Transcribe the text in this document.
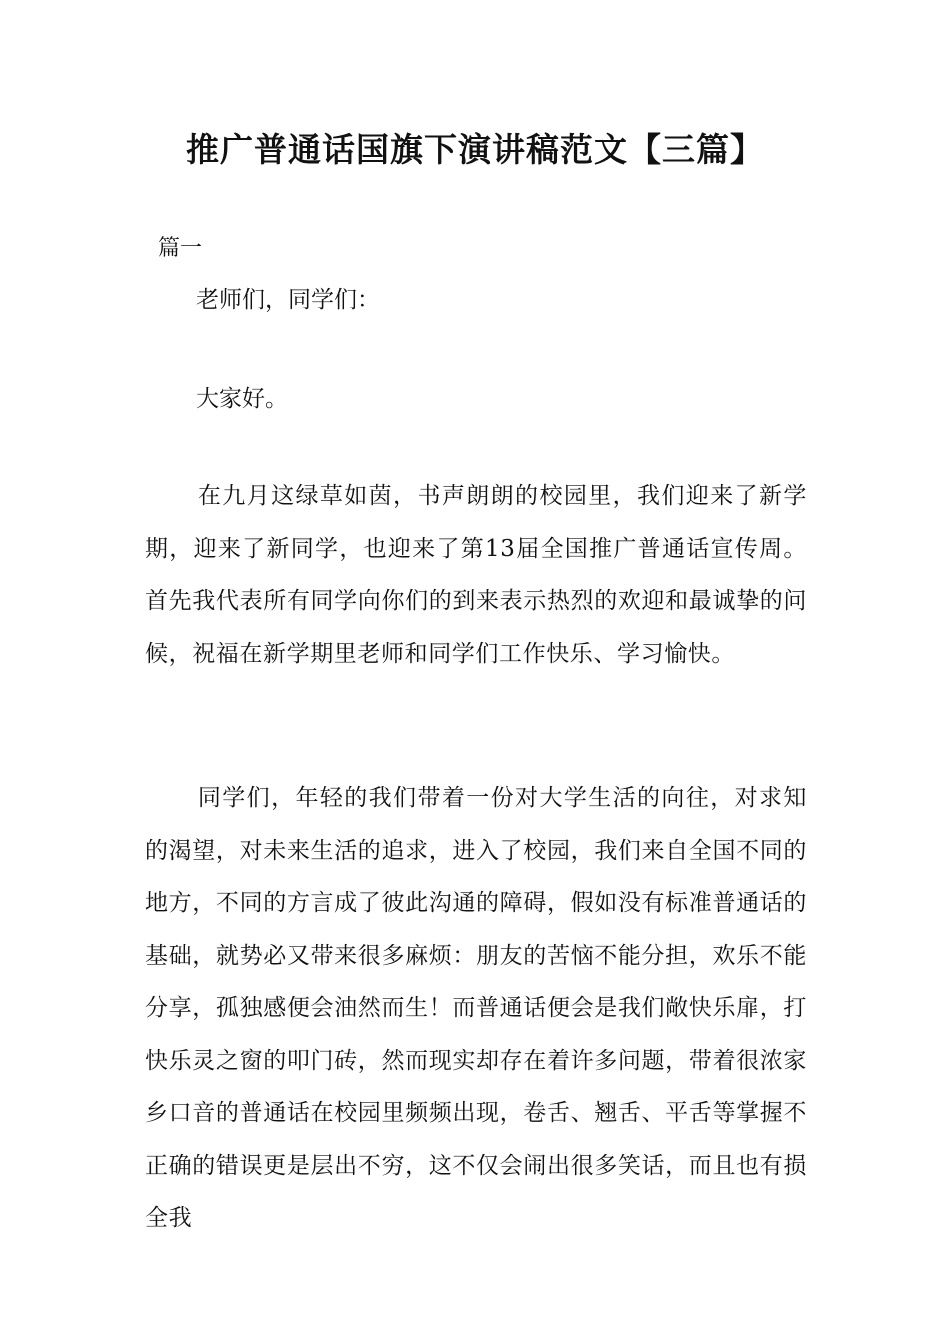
推广普通话国旗下演讲稿范文【三篇】

篇一

老师们，同学们：

大家好。

在九月这绿草如茵，书声朗朗的校园里，我们迎来了新学期，迎来了新同学，也迎来了第13届全国推广普通话宣传周。首先我代表所有同学向你们的到来表示热烈的欢迎和最诚挚的问候，祝福在新学期里老师和同学们工作快乐、学习愉快。

同学们，年轻的我们带着一份对大学生活的向往，对求知的渴望，对未来生活的追求，进入了校园，我们来自全国不同的地方，不同的方言成了彼此沟通的障碍，假如没有标准普通话的基础，就势必又带来很多麻烦：朋友的苦恼不能分担，欢乐不能分享，孤独感便会油然而生！而普通话便会是我们敞快乐扉，打快乐灵之窗的叩门砖，然而现实却存在着许多问题，带着很浓家乡口音的普通话在校园里频频出现，卷舌、翘舌、平舌等掌握不正确的错误更是层出不穷，这不仅会闹出很多笑话，而且也有损全我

====

#### Your objective
Images in the data above are to be skipped. Retype all other material exactly.

#### Result below
Transcribe the text in this document.
推广普通话国旗下演讲稿范文【三篇】

篇一

老师们，同学们：

大家好。

在九月这绿草如茵，书声朗朗的校园里，我们迎来了新学期，迎来了新同学，也迎来了第13届全国推广普通话宣传周。首先我代表所有同学向你们的到来表示热烈的欢迎和最诚挚的问候，祝福在新学期里老师和同学们工作快乐、学习愉快。

同学们，年轻的我们带着一份对大学生活的向往，对求知的渴望，对未来生活的追求，进入了校园，我们来自全国不同的地方，不同的方言成了彼此沟通的障碍，假如没有标准普通话的基础，就势必又带来很多麻烦：朋友的苦恼不能分担，欢乐不能分享，孤独感便会油然而生！而普通话便会是我们敞快乐扉，打快乐灵之窗的叩门砖，然而现实却存在着许多问题，带着很浓家乡口音的普通话在校园里频频出现，卷舌、翘舌、平舌等掌握不正确的错误更是层出不穷，这不仅会闹出很多笑话，而且也有损全我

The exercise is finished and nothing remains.